WHAT THE TASK REQUIRES: Find every line with the word "cell". Copy those lines.

[Dataset excerpt]
+++++

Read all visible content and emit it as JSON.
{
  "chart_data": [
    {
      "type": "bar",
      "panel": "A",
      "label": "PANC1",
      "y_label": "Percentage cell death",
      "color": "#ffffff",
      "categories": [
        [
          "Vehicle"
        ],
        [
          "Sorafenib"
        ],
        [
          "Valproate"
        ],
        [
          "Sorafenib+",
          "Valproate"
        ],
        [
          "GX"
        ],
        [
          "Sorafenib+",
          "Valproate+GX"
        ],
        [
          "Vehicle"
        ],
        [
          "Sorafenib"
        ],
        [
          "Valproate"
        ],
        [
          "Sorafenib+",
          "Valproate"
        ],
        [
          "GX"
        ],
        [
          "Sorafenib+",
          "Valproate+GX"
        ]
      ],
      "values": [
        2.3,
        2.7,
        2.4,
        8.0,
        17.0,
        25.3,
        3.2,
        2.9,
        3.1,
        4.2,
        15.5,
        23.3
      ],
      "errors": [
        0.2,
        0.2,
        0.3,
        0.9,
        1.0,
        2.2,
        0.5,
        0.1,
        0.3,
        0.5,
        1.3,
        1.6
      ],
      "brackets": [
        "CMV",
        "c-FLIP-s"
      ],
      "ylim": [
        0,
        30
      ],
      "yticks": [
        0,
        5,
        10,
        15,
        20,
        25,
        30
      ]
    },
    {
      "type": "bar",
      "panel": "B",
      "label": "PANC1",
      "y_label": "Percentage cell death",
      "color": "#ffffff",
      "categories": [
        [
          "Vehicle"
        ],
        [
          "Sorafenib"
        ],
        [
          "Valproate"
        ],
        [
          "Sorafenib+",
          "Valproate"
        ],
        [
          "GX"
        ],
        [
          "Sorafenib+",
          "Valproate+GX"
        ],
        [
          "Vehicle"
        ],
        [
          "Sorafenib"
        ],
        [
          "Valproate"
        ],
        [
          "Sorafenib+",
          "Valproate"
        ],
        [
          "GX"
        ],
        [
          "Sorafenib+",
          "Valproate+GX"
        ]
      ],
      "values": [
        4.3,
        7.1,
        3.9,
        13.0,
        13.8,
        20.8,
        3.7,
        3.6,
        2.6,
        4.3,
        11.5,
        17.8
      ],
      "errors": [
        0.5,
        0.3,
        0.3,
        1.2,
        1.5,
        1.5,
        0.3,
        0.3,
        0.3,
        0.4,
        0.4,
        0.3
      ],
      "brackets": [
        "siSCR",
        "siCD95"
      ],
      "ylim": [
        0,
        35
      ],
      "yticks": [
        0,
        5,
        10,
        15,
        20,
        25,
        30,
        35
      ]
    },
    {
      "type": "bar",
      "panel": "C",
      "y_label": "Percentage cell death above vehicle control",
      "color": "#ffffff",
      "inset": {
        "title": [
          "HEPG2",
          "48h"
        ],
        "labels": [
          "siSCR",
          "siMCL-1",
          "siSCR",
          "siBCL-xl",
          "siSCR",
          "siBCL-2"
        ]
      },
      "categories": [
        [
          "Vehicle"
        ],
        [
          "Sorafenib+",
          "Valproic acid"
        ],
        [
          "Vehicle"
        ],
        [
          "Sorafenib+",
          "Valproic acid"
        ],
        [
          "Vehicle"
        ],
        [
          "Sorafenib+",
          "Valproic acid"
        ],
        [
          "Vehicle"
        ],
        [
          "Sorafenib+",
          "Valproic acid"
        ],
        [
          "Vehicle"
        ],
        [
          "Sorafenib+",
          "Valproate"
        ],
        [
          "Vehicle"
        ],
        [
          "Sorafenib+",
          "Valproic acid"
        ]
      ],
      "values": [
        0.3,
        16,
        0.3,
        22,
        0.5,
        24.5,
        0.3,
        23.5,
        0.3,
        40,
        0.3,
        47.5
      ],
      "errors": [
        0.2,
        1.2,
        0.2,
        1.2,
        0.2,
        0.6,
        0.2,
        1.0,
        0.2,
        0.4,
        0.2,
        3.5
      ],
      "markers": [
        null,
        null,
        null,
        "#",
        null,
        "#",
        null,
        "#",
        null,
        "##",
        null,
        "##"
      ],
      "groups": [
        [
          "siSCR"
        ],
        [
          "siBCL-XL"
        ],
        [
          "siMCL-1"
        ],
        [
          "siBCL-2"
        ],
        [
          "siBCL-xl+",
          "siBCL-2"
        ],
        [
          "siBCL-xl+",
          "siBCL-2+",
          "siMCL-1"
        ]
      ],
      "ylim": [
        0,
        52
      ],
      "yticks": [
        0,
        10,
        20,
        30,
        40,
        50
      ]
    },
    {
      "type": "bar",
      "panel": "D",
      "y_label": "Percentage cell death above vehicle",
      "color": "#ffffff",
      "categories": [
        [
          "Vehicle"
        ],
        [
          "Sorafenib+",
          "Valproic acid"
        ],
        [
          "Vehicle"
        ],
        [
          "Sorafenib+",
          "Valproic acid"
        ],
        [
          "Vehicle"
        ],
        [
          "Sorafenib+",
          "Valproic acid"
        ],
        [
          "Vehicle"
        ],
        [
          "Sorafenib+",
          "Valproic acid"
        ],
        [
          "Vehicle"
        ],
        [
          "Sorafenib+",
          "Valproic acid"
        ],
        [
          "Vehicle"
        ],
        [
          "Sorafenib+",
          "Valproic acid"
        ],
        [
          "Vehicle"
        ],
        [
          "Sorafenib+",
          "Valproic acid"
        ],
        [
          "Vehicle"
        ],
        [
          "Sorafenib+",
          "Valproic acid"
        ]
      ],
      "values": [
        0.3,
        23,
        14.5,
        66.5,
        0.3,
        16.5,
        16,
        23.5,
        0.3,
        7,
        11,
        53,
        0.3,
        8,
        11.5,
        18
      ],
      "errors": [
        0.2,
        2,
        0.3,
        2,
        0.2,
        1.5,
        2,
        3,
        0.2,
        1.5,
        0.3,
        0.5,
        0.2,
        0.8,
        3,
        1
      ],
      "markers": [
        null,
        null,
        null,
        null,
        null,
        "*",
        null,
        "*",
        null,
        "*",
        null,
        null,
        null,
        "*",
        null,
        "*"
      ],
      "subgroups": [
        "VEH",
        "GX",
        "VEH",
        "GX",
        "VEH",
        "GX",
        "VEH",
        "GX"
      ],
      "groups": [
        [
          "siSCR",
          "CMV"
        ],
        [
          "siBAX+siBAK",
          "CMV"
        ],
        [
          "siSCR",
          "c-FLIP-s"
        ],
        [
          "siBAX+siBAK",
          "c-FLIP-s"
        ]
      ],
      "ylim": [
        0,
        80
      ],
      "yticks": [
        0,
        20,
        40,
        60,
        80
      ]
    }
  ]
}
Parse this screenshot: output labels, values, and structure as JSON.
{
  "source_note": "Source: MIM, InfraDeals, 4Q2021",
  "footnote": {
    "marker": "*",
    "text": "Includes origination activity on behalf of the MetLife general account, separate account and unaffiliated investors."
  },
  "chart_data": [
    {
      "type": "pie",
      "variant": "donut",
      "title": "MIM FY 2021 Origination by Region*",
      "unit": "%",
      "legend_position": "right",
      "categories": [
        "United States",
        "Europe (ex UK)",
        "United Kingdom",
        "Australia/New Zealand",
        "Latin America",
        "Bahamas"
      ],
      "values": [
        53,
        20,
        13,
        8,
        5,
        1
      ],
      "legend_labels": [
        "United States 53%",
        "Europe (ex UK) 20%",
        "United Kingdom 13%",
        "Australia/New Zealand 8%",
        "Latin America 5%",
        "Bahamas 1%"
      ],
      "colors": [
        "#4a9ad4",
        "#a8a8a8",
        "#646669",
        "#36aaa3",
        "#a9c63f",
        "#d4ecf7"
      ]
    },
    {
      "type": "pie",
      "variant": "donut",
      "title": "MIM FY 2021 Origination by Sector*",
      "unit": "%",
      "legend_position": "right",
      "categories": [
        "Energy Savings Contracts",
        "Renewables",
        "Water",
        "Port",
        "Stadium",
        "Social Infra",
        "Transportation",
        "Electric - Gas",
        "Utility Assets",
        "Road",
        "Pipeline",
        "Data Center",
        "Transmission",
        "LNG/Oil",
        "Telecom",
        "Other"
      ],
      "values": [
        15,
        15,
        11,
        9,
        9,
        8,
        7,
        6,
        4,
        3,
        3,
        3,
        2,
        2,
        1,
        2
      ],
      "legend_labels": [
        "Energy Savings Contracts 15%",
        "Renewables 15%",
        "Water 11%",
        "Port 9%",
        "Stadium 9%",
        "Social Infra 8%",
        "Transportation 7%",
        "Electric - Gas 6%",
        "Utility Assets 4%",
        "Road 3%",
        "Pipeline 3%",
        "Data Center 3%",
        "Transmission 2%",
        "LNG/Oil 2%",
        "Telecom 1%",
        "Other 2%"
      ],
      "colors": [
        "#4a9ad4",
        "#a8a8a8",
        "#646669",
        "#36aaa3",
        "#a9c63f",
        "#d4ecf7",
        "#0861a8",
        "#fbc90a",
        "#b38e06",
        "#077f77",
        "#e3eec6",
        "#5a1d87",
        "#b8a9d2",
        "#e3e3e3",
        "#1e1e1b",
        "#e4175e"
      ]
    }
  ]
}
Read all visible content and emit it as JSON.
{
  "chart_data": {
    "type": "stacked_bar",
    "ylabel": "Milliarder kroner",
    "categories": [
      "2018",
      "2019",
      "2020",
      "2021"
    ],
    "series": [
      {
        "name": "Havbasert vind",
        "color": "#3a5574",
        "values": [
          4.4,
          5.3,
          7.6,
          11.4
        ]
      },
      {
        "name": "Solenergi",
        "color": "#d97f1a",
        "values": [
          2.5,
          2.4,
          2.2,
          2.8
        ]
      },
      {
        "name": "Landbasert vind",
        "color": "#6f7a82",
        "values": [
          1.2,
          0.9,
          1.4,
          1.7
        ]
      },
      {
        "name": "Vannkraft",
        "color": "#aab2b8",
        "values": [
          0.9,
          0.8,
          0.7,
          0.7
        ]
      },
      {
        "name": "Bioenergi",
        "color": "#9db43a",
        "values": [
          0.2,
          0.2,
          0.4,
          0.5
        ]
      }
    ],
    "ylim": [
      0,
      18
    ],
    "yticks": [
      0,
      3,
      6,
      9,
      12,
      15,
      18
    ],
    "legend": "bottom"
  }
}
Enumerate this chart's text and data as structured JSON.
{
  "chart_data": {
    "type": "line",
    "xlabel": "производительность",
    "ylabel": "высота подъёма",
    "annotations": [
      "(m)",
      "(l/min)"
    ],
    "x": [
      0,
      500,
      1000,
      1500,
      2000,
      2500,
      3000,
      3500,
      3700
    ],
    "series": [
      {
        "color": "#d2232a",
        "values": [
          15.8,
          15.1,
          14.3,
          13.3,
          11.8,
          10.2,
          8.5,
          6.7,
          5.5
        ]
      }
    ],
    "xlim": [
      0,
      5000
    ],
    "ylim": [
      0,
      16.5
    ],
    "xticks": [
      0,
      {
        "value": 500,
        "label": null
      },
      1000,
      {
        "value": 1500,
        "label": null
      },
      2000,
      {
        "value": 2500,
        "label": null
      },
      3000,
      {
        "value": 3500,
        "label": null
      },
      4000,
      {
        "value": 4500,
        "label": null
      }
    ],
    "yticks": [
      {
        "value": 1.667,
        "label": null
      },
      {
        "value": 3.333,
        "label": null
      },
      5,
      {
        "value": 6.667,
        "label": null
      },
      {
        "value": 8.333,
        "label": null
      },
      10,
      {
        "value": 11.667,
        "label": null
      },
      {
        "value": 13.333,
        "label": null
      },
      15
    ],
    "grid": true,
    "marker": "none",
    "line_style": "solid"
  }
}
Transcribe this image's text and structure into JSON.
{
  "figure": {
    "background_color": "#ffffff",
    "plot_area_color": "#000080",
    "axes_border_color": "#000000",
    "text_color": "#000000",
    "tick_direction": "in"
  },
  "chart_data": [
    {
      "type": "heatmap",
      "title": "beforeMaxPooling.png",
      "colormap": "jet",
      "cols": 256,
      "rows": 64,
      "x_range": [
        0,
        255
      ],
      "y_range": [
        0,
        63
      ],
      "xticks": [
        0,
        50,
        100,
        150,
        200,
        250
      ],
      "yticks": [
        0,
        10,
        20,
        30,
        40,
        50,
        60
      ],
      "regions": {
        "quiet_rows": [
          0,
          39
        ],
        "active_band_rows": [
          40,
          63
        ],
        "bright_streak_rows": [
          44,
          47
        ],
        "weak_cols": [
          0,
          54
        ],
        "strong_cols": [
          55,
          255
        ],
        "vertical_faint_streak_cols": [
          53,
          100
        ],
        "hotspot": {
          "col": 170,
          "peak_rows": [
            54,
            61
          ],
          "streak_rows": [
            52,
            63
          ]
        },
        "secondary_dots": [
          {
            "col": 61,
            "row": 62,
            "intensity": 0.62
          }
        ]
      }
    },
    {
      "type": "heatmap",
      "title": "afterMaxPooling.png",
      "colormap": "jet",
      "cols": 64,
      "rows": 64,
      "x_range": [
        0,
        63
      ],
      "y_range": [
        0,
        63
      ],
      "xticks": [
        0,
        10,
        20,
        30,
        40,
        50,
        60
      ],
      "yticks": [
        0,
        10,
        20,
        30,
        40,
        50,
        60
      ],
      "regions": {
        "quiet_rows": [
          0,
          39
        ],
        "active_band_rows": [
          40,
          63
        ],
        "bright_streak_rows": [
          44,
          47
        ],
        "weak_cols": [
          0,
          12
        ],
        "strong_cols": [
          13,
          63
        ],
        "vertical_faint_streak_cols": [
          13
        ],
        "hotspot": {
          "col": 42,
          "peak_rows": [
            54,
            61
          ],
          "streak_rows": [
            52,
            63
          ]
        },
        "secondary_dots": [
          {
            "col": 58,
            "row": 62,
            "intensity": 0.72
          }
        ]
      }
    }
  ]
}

+++++

RESULT:
      "y_label": "Percentage cell death",
      "y_label": "Percentage cell death",
      "y_label": "Percentage cell death above vehicle control",
      "y_label": "Percentage cell death above vehicle",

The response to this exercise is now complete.